TO BE DONE
Each entry below should be written out exactly as it is, with no pictures.

RECORDS SHOWN
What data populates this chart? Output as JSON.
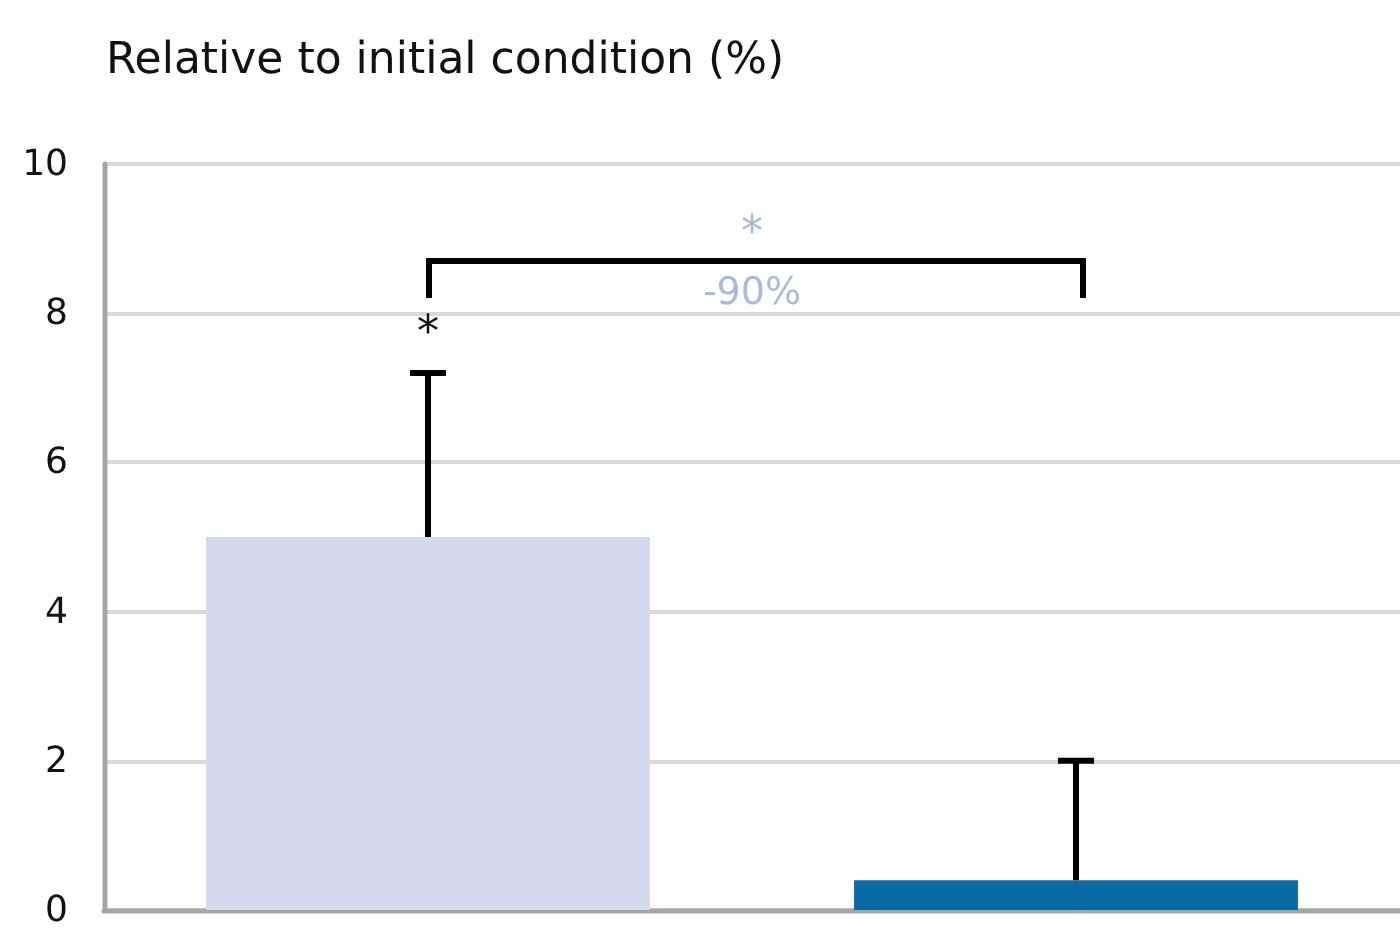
{
  "chart_data": {
    "type": "bar",
    "title": "Relative to initial condition (%)",
    "categories": [
      null,
      null
    ],
    "values": [
      5,
      0.4
    ],
    "colors": [
      "#d3dcee",
      "#0a6aa6"
    ],
    "errors": [
      [
        5,
        7.2
      ],
      [
        0.4,
        2
      ]
    ],
    "ylim": [
      0,
      10
    ],
    "yticks": [
      0,
      2,
      4,
      6,
      8,
      10
    ],
    "grid": "y",
    "annotations": [
      "*",
      "*",
      "-90%"
    ]
  }
}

TASK RESULT
What data populates this chart? Output as JSON.
{
  "chart_data": {
    "type": "bar",
    "title": "Relative to initial condition (%)",
    "categories": [
      null,
      null
    ],
    "values": [
      5,
      0.4
    ],
    "colors": [
      "#d3dcee",
      "#0a6aa6"
    ],
    "errors": [
      [
        5,
        7.2
      ],
      [
        0.4,
        2
      ]
    ],
    "ylim": [
      0,
      10
    ],
    "yticks": [
      0,
      2,
      4,
      6,
      8,
      10
    ],
    "grid": "y",
    "annotations": [
      "*",
      "*",
      "-90%"
    ]
  }
}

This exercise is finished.